Exercise instructions
Return the material word for word. Do not include pictures.
##### Data to use
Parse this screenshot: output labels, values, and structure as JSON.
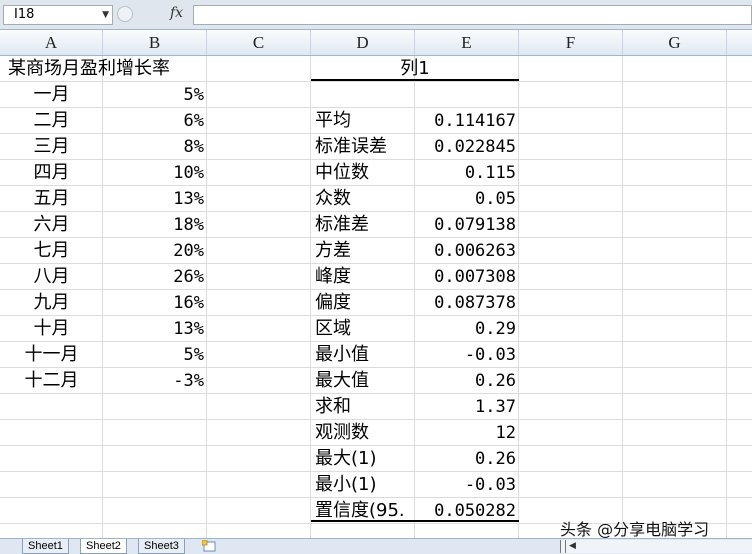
{
  "name_box": "I18",
  "formula_icon": "fx-icon",
  "columns": [
    "A",
    "B",
    "C",
    "D",
    "E",
    "F",
    "G"
  ],
  "column_a": {
    "title": "某商场月盈利增长率",
    "months": [
      "一月",
      "二月",
      "三月",
      "四月",
      "五月",
      "六月",
      "七月",
      "八月",
      "九月",
      "十月",
      "十一月",
      "十二月"
    ]
  },
  "column_b": [
    "5%",
    "6%",
    "8%",
    "10%",
    "13%",
    "18%",
    "20%",
    "26%",
    "16%",
    "13%",
    "5%",
    "-3%"
  ],
  "stats": {
    "header": "列1",
    "labels": [
      "平均",
      "标准误差",
      "中位数",
      "众数",
      "标准差",
      "方差",
      "峰度",
      "偏度",
      "区域",
      "最小值",
      "最大值",
      "求和",
      "观测数",
      "最大(1)",
      "最小(1)",
      "置信度(95."
    ],
    "values": [
      "0.114167",
      "0.022845",
      "0.115",
      "0.05",
      "0.079138",
      "0.006263",
      "0.007308",
      "0.087378",
      "0.29",
      "-0.03",
      "0.26",
      "1.37",
      "12",
      "0.26",
      "-0.03",
      "0.050282"
    ]
  },
  "sheet_tabs": [
    "Sheet1",
    "Sheet2",
    "Sheet3"
  ],
  "active_tab": "Sheet2",
  "watermark": "头条 @分享电脑学习"
}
##########
Finished answer
Parse this screenshot: output labels, values, and structure as JSON.
{
  "name_box": "I18",
  "formula_icon": "fx-icon",
  "columns": [
    "A",
    "B",
    "C",
    "D",
    "E",
    "F",
    "G"
  ],
  "column_a": {
    "title": "某商场月盈利增长率",
    "months": [
      "一月",
      "二月",
      "三月",
      "四月",
      "五月",
      "六月",
      "七月",
      "八月",
      "九月",
      "十月",
      "十一月",
      "十二月"
    ]
  },
  "column_b": [
    "5%",
    "6%",
    "8%",
    "10%",
    "13%",
    "18%",
    "20%",
    "26%",
    "16%",
    "13%",
    "5%",
    "-3%"
  ],
  "stats": {
    "header": "列1",
    "labels": [
      "平均",
      "标准误差",
      "中位数",
      "众数",
      "标准差",
      "方差",
      "峰度",
      "偏度",
      "区域",
      "最小值",
      "最大值",
      "求和",
      "观测数",
      "最大(1)",
      "最小(1)",
      "置信度(95."
    ],
    "values": [
      "0.114167",
      "0.022845",
      "0.115",
      "0.05",
      "0.079138",
      "0.006263",
      "0.007308",
      "0.087378",
      "0.29",
      "-0.03",
      "0.26",
      "1.37",
      "12",
      "0.26",
      "-0.03",
      "0.050282"
    ]
  },
  "sheet_tabs": [
    "Sheet1",
    "Sheet2",
    "Sheet3"
  ],
  "active_tab": "Sheet2",
  "watermark": "头条 @分享电脑学习"
}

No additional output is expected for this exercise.